**Exercise prompt**. Copy the lines below word for word, keeping every character as it appears.

**Raw data**.
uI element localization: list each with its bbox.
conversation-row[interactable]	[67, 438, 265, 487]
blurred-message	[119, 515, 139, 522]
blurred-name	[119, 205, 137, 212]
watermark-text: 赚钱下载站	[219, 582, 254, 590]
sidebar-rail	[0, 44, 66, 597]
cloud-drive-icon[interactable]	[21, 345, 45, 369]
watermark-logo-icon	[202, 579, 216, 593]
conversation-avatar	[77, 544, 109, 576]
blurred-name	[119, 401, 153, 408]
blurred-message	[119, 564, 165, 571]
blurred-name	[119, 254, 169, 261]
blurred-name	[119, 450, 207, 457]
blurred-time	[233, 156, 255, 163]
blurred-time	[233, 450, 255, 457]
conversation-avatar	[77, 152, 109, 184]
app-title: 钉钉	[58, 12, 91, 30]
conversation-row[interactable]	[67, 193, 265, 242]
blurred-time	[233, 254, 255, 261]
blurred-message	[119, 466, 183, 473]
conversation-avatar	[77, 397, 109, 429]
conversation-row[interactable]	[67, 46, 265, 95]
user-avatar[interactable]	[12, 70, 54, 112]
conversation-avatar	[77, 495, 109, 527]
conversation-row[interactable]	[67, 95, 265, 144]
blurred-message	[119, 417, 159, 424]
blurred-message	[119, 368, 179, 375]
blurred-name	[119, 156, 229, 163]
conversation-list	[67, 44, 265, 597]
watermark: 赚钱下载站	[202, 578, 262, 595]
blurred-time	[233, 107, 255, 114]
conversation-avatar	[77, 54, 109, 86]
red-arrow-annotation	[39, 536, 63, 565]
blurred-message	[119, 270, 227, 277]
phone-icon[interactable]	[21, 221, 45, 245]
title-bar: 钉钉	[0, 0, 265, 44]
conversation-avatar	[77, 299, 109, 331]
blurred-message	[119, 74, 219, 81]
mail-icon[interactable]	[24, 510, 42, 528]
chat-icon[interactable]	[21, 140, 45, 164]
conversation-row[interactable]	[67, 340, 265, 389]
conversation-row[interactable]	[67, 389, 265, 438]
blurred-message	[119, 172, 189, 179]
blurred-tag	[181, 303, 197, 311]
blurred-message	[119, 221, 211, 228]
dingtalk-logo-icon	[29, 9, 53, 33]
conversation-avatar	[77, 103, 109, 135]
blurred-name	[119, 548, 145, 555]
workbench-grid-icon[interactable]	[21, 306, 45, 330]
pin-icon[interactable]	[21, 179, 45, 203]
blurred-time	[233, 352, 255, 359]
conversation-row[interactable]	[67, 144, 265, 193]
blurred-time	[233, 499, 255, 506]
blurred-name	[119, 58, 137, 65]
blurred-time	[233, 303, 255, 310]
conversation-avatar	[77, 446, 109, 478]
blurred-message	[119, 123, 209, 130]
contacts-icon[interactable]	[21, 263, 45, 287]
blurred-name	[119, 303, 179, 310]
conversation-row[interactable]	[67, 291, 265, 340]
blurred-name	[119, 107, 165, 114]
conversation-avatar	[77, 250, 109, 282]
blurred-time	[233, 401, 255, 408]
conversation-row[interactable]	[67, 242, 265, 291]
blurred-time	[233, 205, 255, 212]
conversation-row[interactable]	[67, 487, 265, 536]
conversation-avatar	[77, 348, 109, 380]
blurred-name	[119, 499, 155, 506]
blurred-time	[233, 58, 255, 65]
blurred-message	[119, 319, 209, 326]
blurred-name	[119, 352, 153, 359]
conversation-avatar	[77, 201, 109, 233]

**Written solution**.
uI element localization: list each with its bbox.
conversation-row[interactable]	[67, 438, 265, 487]
blurred-message	[119, 515, 139, 522]
blurred-name	[119, 205, 137, 212]
watermark-text: 赚钱下载站	[219, 582, 254, 590]
sidebar-rail	[0, 44, 66, 597]
cloud-drive-icon[interactable]	[21, 345, 45, 369]
watermark-logo-icon	[202, 579, 216, 593]
conversation-avatar	[77, 544, 109, 576]
blurred-name	[119, 401, 153, 408]
blurred-message	[119, 564, 165, 571]
blurred-name	[119, 254, 169, 261]
blurred-name	[119, 450, 207, 457]
blurred-time	[233, 156, 255, 163]
blurred-time	[233, 450, 255, 457]
conversation-avatar	[77, 152, 109, 184]
app-title: 钉钉	[58, 12, 91, 30]
conversation-row[interactable]	[67, 193, 265, 242]
blurred-time	[233, 254, 255, 261]
blurred-message	[119, 466, 183, 473]
conversation-avatar	[77, 397, 109, 429]
conversation-row[interactable]	[67, 46, 265, 95]
user-avatar[interactable]	[12, 70, 54, 112]
conversation-avatar	[77, 495, 109, 527]
conversation-row[interactable]	[67, 95, 265, 144]
blurred-message	[119, 417, 159, 424]
blurred-message	[119, 368, 179, 375]
blurred-name	[119, 156, 229, 163]
conversation-list	[67, 44, 265, 597]
watermark: 赚钱下载站	[202, 578, 262, 595]
blurred-time	[233, 107, 255, 114]
conversation-avatar	[77, 54, 109, 86]
red-arrow-annotation	[39, 536, 63, 565]
blurred-message	[119, 270, 227, 277]
phone-icon[interactable]	[21, 221, 45, 245]
title-bar: 钉钉	[0, 0, 265, 44]
conversation-avatar	[77, 299, 109, 331]
blurred-message	[119, 74, 219, 81]
mail-icon[interactable]	[24, 510, 42, 528]
chat-icon[interactable]	[21, 140, 45, 164]
conversation-row[interactable]	[67, 340, 265, 389]
conversation-row[interactable]	[67, 389, 265, 438]
blurred-message	[119, 172, 189, 179]
blurred-tag	[181, 303, 197, 311]
blurred-message	[119, 221, 211, 228]
dingtalk-logo-icon	[29, 9, 53, 33]
conversation-avatar	[77, 103, 109, 135]
blurred-name	[119, 548, 145, 555]
workbench-grid-icon[interactable]	[21, 306, 45, 330]
pin-icon[interactable]	[21, 179, 45, 203]
blurred-time	[233, 352, 255, 359]
conversation-row[interactable]	[67, 144, 265, 193]
blurred-time	[233, 499, 255, 506]
blurred-name	[119, 58, 137, 65]
blurred-time	[233, 303, 255, 310]
conversation-avatar	[77, 446, 109, 478]
blurred-message	[119, 123, 209, 130]
contacts-icon[interactable]	[21, 263, 45, 287]
blurred-name	[119, 303, 179, 310]
conversation-row[interactable]	[67, 291, 265, 340]
blurred-name	[119, 107, 165, 114]
conversation-avatar	[77, 250, 109, 282]
blurred-time	[233, 401, 255, 408]
conversation-row[interactable]	[67, 242, 265, 291]
blurred-time	[233, 205, 255, 212]
conversation-row[interactable]	[67, 487, 265, 536]
conversation-avatar	[77, 348, 109, 380]
blurred-name	[119, 499, 155, 506]
blurred-time	[233, 58, 255, 65]
blurred-message	[119, 319, 209, 326]
blurred-name	[119, 352, 153, 359]
conversation-avatar	[77, 201, 109, 233]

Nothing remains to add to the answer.